# START OF Supplied records

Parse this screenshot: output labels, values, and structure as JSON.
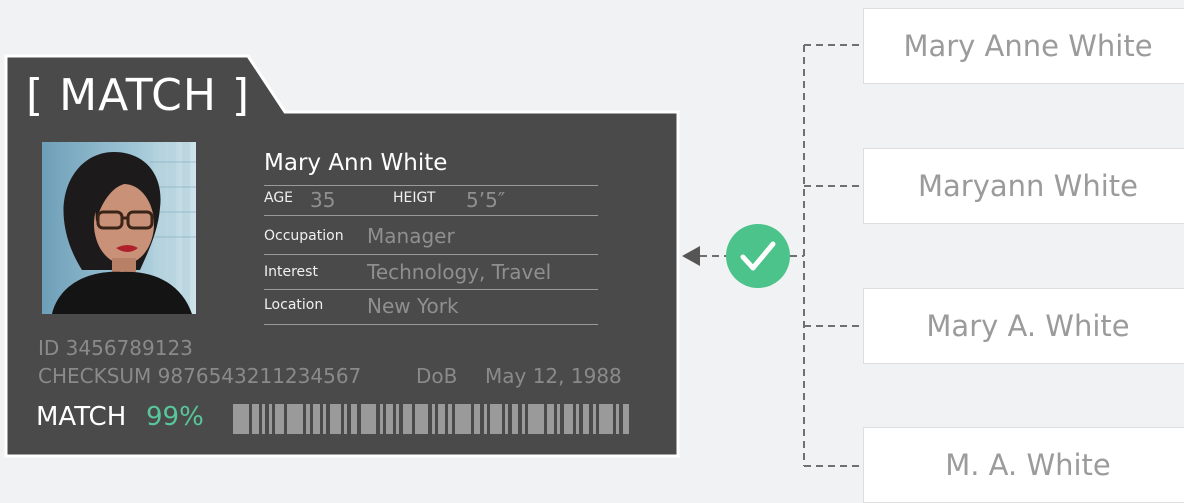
{
  "card": {
    "title": "[ MATCH ]",
    "name": "Mary Ann White",
    "age_label": "AGE",
    "age_value": "35",
    "height_label": "HEIGT",
    "height_value": "5’5″",
    "occupation_label": "Occupation",
    "occupation_value": "Manager",
    "interest_label": "Interest",
    "interest_value": "Technology, Travel",
    "location_label": "Location",
    "location_value": "New York",
    "id_line": "ID 3456789123",
    "checksum_line": "CHECKSUM 9876543211234567",
    "dob_label": "DoB",
    "dob_value": "May 12, 1988",
    "match_label": "MATCH",
    "match_percent": "99%"
  },
  "variants": [
    "Mary Anne White",
    "Maryann White",
    "Mary A. White",
    "M. A. White"
  ],
  "colors": {
    "card_bg": "#4a4a4a",
    "accent_green": "#4cc38a",
    "match_green": "#57c79b",
    "connector": "#707070"
  },
  "icons": {
    "check": "check-circle-icon",
    "arrow": "arrow-left-icon"
  }
}
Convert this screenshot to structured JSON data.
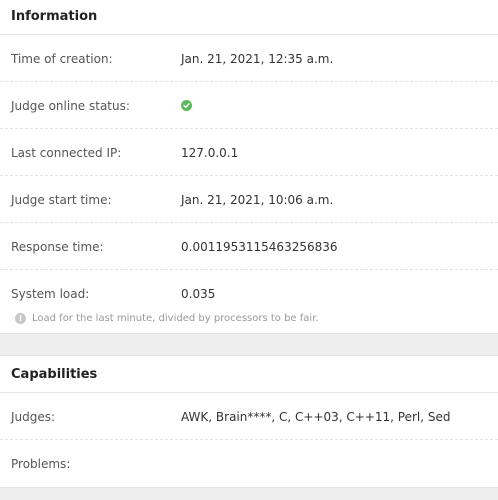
{
  "information": {
    "heading": "Information",
    "rows": [
      {
        "label": "Time of creation:",
        "value": "Jan. 21, 2021, 12:35 a.m."
      },
      {
        "label": "Judge online status:",
        "value": ""
      },
      {
        "label": "Last connected IP:",
        "value": "127.0.0.1"
      },
      {
        "label": "Judge start time:",
        "value": "Jan. 21, 2021, 10:06 a.m."
      },
      {
        "label": "Response time:",
        "value": "0.0011953115463256836"
      },
      {
        "label": "System load:",
        "value": "0.035"
      }
    ],
    "online_status_icon": "check-circle-icon",
    "online_status_color": "#5cb85c",
    "note": "Load for the last minute, divided by processors to be fair.",
    "note_icon": "info-icon"
  },
  "capabilities": {
    "heading": "Capabilities",
    "rows": [
      {
        "label": "Judges:",
        "value": "AWK, Brain****, C, C++03, C++11, Perl, Sed"
      },
      {
        "label": "Problems:",
        "value": ""
      }
    ]
  }
}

# END OF Supplied records

* [Set exercise]: Without the pictures, restate each entry exactly.

* [Result]:
Parse this screenshot: output labels, values, and structure as JSON.
{
  "card": {
    "title": "[ MATCH ]",
    "name": "Mary Ann White",
    "age_label": "AGE",
    "age_value": "35",
    "height_label": "HEIGT",
    "height_value": "5’5″",
    "occupation_label": "Occupation",
    "occupation_value": "Manager",
    "interest_label": "Interest",
    "interest_value": "Technology, Travel",
    "location_label": "Location",
    "location_value": "New York",
    "id_line": "ID 3456789123",
    "checksum_line": "CHECKSUM 9876543211234567",
    "dob_label": "DoB",
    "dob_value": "May 12, 1988",
    "match_label": "MATCH",
    "match_percent": "99%"
  },
  "variants": [
    "Mary Anne White",
    "Maryann White",
    "Mary A. White",
    "M. A. White"
  ],
  "colors": {
    "card_bg": "#4a4a4a",
    "accent_green": "#4cc38a",
    "match_green": "#57c79b",
    "connector": "#707070"
  },
  "icons": {
    "check": "check-circle-icon",
    "arrow": "arrow-left-icon"
  }
}
Convert this screenshot to structured JSON data.
{
  "information": {
    "heading": "Information",
    "rows": [
      {
        "label": "Time of creation:",
        "value": "Jan. 21, 2021, 12:35 a.m."
      },
      {
        "label": "Judge online status:",
        "value": ""
      },
      {
        "label": "Last connected IP:",
        "value": "127.0.0.1"
      },
      {
        "label": "Judge start time:",
        "value": "Jan. 21, 2021, 10:06 a.m."
      },
      {
        "label": "Response time:",
        "value": "0.0011953115463256836"
      },
      {
        "label": "System load:",
        "value": "0.035"
      }
    ],
    "online_status_icon": "check-circle-icon",
    "online_status_color": "#5cb85c",
    "note": "Load for the last minute, divided by processors to be fair.",
    "note_icon": "info-icon"
  },
  "capabilities": {
    "heading": "Capabilities",
    "rows": [
      {
        "label": "Judges:",
        "value": "AWK, Brain****, C, C++03, C++11, Perl, Sed"
      },
      {
        "label": "Problems:",
        "value": ""
      }
    ]
  }
}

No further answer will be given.